▸ **Input records**:
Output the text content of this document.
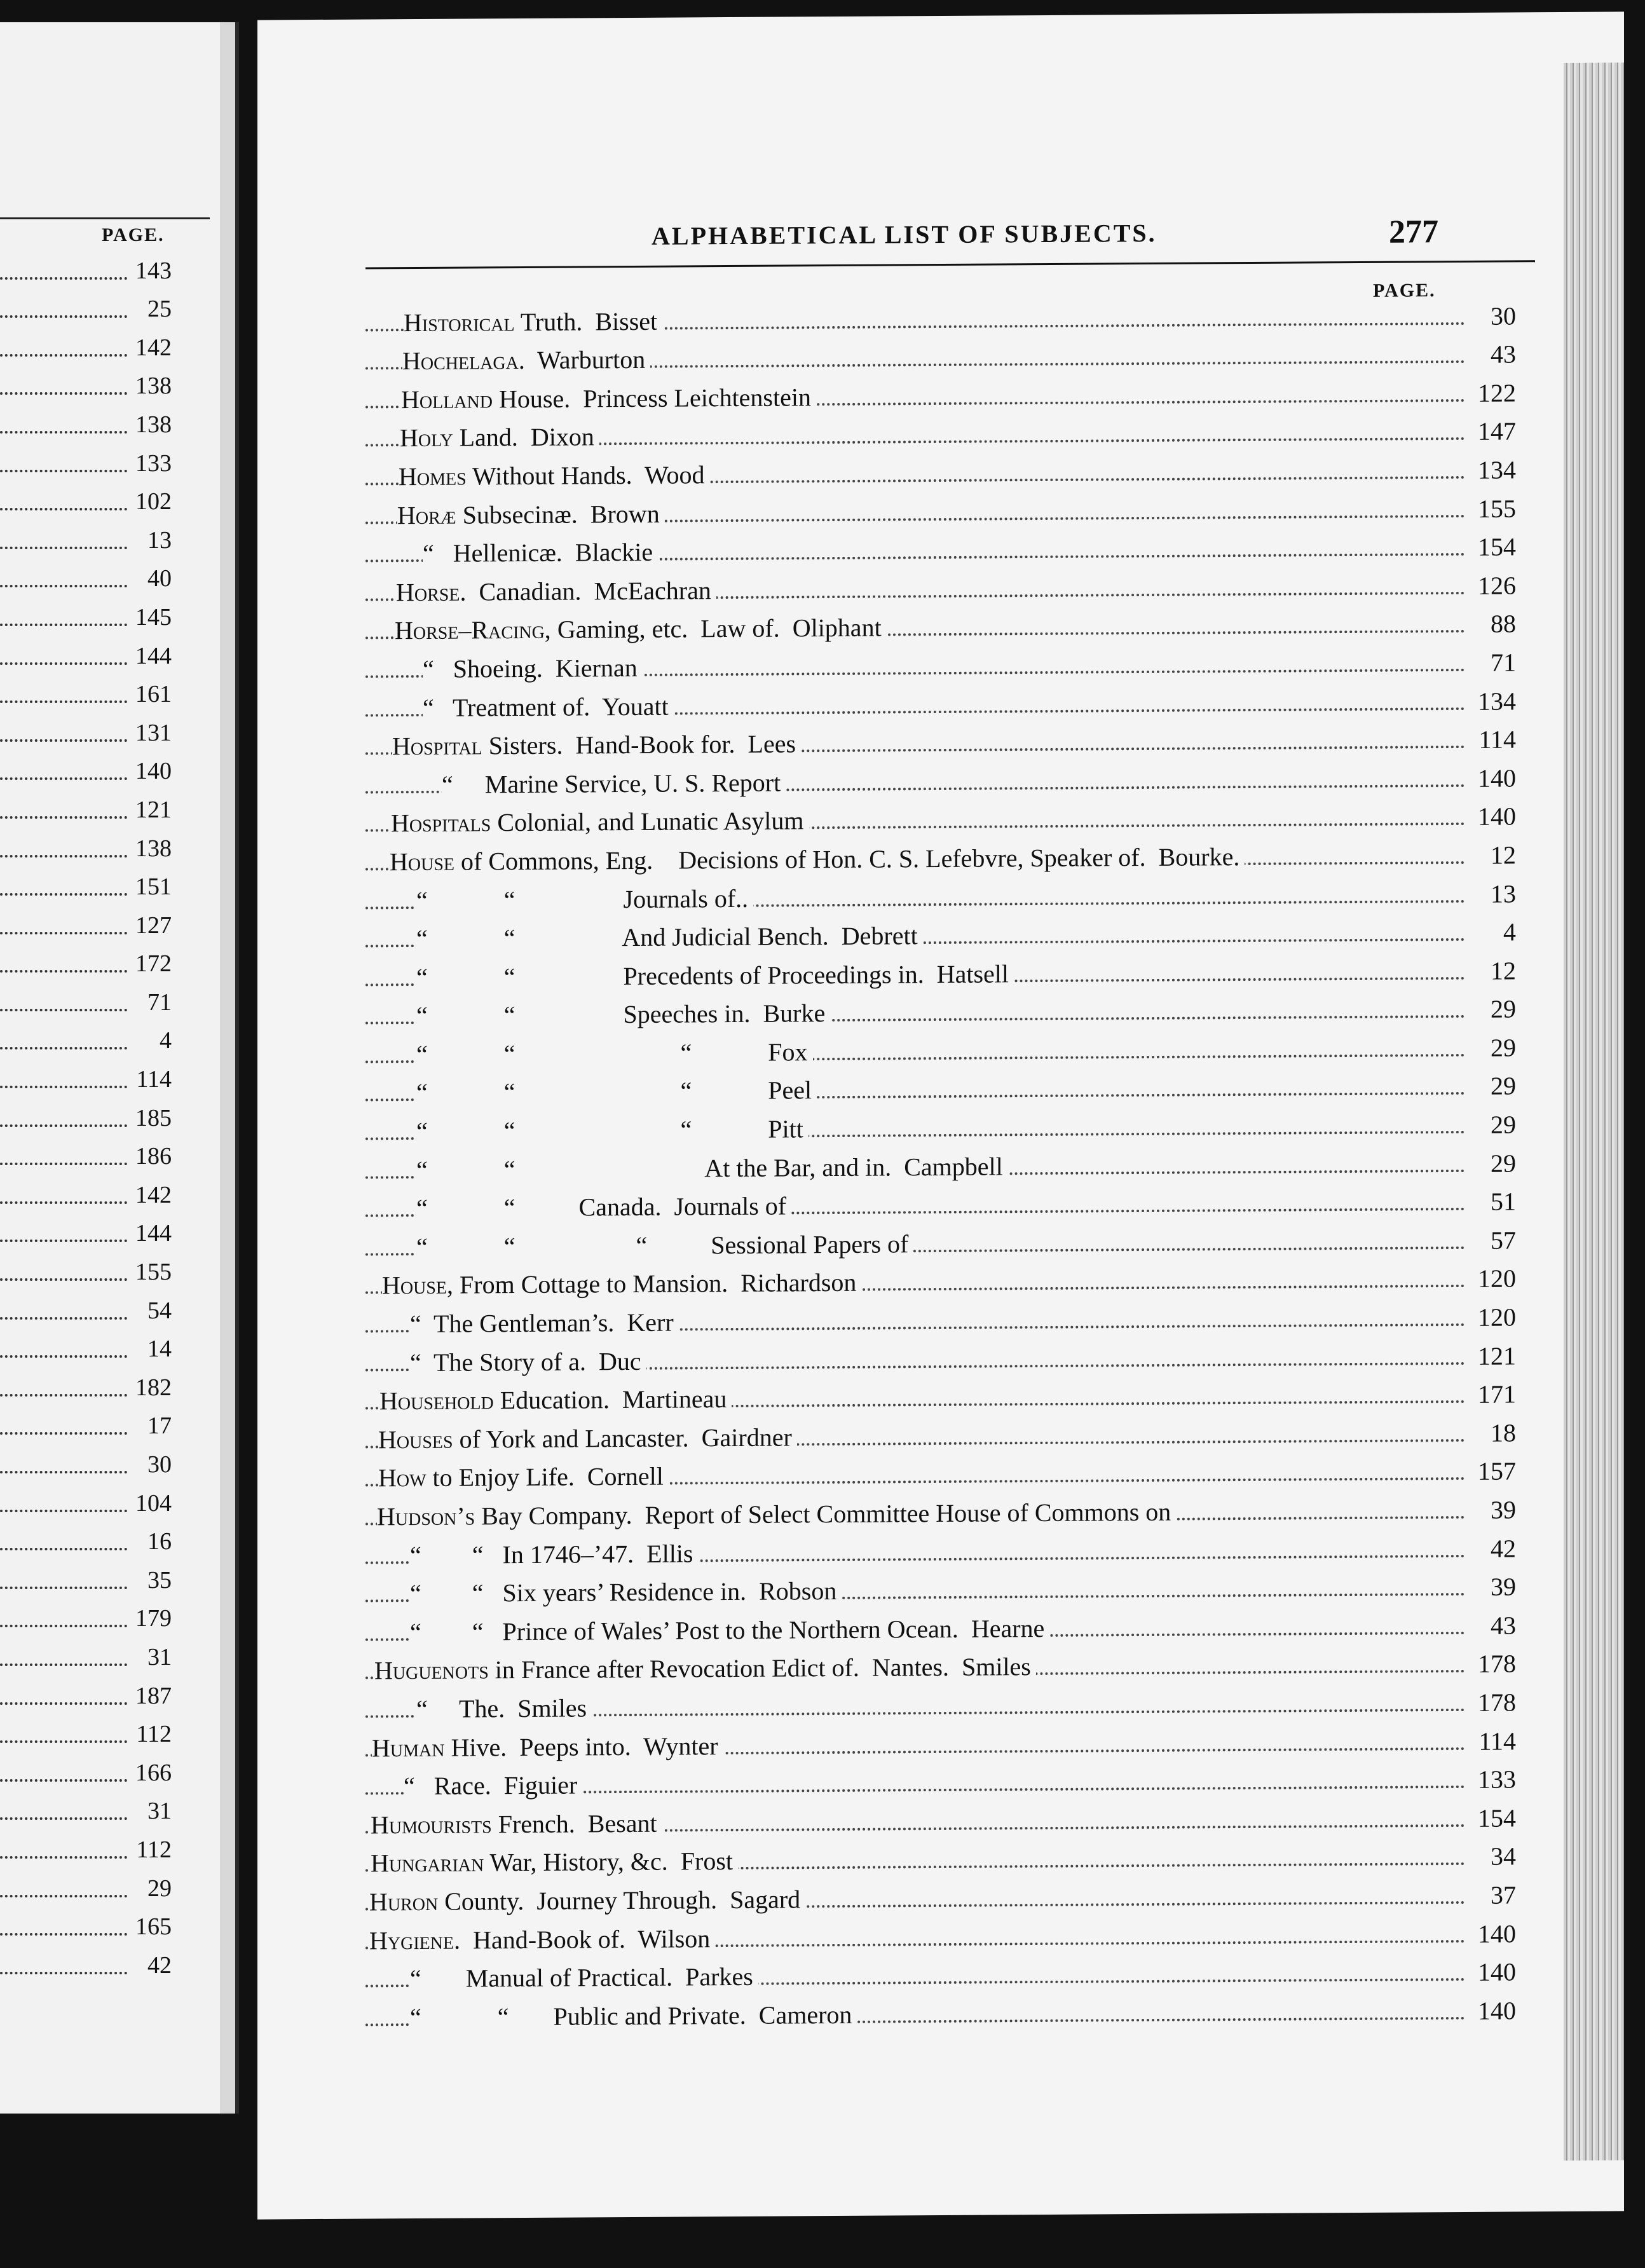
PAGE.
143
25
142
138
138
133
102
13
40
145
144
161
131
140
121
138
151
127
172
71
4
114
185
186
142
144
155
54
14
182
17
30
104
16
35
179
31
187
112
166
31
112
29
165
42
ALPHABETICAL LIST OF SUBJECTS.	277
PAGE.
Historical Truth.  Bisset	30
Hochelaga.  Warburton	43
Holland House.  Princess Leichtenstein	122
Holy Land.  Dixon	147
Homes Without Hands.  Wood	134
Horæ Subsecinæ.  Brown	155
“   Hellenicæ.  Blackie	154
Horse.  Canadian.  McEachran	126
Horse–Racing, Gaming, etc.  Law of.  Oliphant	88
“   Shoeing.  Kiernan	71
“   Treatment of.  Youatt	134
Hospital Sisters.  Hand-Book for.  Lees	114
“     Marine Service, U. S. Report	140
Hospitals Colonial, and Lunatic Asylum	140
House of Commons, Eng.    Decisions of Hon. C. S. Lefebvre, Speaker of.  Bourke.	12
“            “                 Journals of..	13
“            “                 And Judicial Bench.  Debrett	4
“            “                 Precedents of Proceedings in.  Hatsell	12
“            “                 Speeches in.  Burke	29
“            “                          “            Fox	29
“            “                          “            Peel	29
“            “                          “            Pitt	29
“            “                              At the Bar, and in.  Campbell	29
“            “          Canada.  Journals of	51
“            “                   “          Sessional Papers of	57
House, From Cottage to Mansion.  Richardson	120
“  The Gentleman’s.  Kerr	120
“  The Story of a.  Duc	121
Household Education.  Martineau	171
Houses of York and Lancaster.  Gairdner	18
How to Enjoy Life.  Cornell	157
Hudson’s Bay Company.  Report of Select Committee House of Commons on	39
“        “   In 1746–’47.  Ellis	42
“        “   Six years’ Residence in.  Robson	39
“        “   Prince of Wales’ Post to the Northern Ocean.  Hearne	43
Huguenots in France after Revocation Edict of.  Nantes.  Smiles	178
“     The.  Smiles	178
Human Hive.  Peeps into.  Wynter	114
“   Race.  Figuier	133
Humourists French.  Besant	154
Hungarian War, History, &c.  Frost	34
Huron County.  Journey Through.  Sagard	37
Hygiene.  Hand-Book of.  Wilson	140
“       Manual of Practical.  Parkes	140
“            “       Public and Private.  Cameron	140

▸ **Written task**:
Search the data for "Journals". Copy every line that has it.

▸ **Reply**:
“            “                 Journals of..	13
“            “          Canada.  Journals of	51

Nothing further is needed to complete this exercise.